[Start of EXERCISE INPUT]

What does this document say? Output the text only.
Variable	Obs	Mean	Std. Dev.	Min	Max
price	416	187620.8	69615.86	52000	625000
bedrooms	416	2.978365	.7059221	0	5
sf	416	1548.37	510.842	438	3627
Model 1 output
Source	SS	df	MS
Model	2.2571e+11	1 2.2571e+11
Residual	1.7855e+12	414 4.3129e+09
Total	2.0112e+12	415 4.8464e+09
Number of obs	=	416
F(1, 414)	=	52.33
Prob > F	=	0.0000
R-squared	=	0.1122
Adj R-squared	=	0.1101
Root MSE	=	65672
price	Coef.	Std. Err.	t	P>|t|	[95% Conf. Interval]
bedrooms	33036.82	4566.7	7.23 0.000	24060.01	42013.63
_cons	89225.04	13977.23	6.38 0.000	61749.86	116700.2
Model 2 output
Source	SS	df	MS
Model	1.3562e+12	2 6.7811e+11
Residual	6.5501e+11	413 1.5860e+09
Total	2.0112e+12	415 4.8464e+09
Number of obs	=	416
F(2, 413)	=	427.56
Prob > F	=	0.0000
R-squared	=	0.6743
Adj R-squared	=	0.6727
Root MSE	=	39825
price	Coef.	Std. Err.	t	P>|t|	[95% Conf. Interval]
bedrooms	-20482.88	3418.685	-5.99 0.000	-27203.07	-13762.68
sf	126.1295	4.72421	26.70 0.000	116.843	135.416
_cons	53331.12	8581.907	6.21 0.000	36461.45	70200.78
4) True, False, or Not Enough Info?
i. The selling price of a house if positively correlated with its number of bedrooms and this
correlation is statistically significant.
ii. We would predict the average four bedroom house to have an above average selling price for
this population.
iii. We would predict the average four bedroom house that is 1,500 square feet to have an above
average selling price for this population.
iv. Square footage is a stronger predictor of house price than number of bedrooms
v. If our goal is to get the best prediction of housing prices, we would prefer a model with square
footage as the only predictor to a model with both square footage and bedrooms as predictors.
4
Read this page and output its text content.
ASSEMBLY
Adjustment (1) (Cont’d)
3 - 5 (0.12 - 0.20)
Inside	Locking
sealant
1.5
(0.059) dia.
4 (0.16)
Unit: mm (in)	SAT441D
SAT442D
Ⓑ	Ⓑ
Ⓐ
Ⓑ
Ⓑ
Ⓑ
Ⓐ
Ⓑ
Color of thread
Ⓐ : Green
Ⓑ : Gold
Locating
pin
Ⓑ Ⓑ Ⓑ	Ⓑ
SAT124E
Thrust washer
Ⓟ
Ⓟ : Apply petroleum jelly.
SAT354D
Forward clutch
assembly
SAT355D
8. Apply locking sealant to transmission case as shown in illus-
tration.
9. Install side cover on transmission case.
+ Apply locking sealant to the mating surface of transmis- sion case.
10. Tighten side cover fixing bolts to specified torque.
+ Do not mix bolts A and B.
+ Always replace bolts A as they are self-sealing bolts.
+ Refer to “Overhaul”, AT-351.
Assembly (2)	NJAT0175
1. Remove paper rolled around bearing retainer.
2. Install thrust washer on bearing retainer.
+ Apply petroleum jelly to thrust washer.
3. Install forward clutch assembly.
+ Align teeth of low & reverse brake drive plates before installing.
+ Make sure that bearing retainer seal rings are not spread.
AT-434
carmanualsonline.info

[End of EXERCISE INPUT]

GIVEN PROBLEM
Repeat the data in its entirety, character for character.

PROBLEM SOLUTION
What does this document say? Output the text only.
Variable	Obs	Mean	Std. Dev.	Min	Max
price	416	187620.8	69615.86	52000	625000
bedrooms	416	2.978365	.7059221	0	5
sf	416	1548.37	510.842	438	3627
Model 1 output
Source	SS	df	MS
Model	2.2571e+11	1 2.2571e+11
Residual	1.7855e+12	414 4.3129e+09
Total	2.0112e+12	415 4.8464e+09
Number of obs	=	416
F(1, 414)	=	52.33
Prob > F	=	0.0000
R-squared	=	0.1122
Adj R-squared	=	0.1101
Root MSE	=	65672
price	Coef.	Std. Err.	t	P>|t|	[95% Conf. Interval]
bedrooms	33036.82	4566.7	7.23 0.000	24060.01	42013.63
_cons	89225.04	13977.23	6.38 0.000	61749.86	116700.2
Model 2 output
Source	SS	df	MS
Model	1.3562e+12	2 6.7811e+11
Residual	6.5501e+11	413 1.5860e+09
Total	2.0112e+12	415 4.8464e+09
Number of obs	=	416
F(2, 413)	=	427.56
Prob > F	=	0.0000
R-squared	=	0.6743
Adj R-squared	=	0.6727
Root MSE	=	39825
price	Coef.	Std. Err.	t	P>|t|	[95% Conf. Interval]
bedrooms	-20482.88	3418.685	-5.99 0.000	-27203.07	-13762.68
sf	126.1295	4.72421	26.70 0.000	116.843	135.416
_cons	53331.12	8581.907	6.21 0.000	36461.45	70200.78
4) True, False, or Not Enough Info?
i. The selling price of a house if positively correlated with its number of bedrooms and this
correlation is statistically significant.
ii. We would predict the average four bedroom house to have an above average selling price for
this population.
iii. We would predict the average four bedroom house that is 1,500 square feet to have an above
average selling price for this population.
iv. Square footage is a stronger predictor of house price than number of bedrooms
v. If our goal is to get the best prediction of housing prices, we would prefer a model with square
footage as the only predictor to a model with both square footage and bedrooms as predictors.
4
Read this page and output its text content.
ASSEMBLY
Adjustment (1) (Cont’d)
3 - 5 (0.12 - 0.20)
Inside	Locking
sealant
1.5
(0.059) dia.
4 (0.16)
Unit: mm (in)	SAT441D
SAT442D
Ⓑ	Ⓑ
Ⓐ
Ⓑ
Ⓑ
Ⓑ
Ⓐ
Ⓑ
Color of thread
Ⓐ : Green
Ⓑ : Gold
Locating
pin
Ⓑ Ⓑ Ⓑ	Ⓑ
SAT124E
Thrust washer
Ⓟ
Ⓟ : Apply petroleum jelly.
SAT354D
Forward clutch
assembly
SAT355D
8. Apply locking sealant to transmission case as shown in illus-
tration.
9. Install side cover on transmission case.
+ Apply locking sealant to the mating surface of transmis- sion case.
10. Tighten side cover fixing bolts to specified torque.
+ Do not mix bolts A and B.
+ Always replace bolts A as they are self-sealing bolts.
+ Refer to “Overhaul”, AT-351.
Assembly (2)	NJAT0175
1. Remove paper rolled around bearing retainer.
2. Install thrust washer on bearing retainer.
+ Apply petroleum jelly to thrust washer.
3. Install forward clutch assembly.
+ Align teeth of low & reverse brake drive plates before installing.
+ Make sure that bearing retainer seal rings are not spread.
AT-434
carmanualsonline.info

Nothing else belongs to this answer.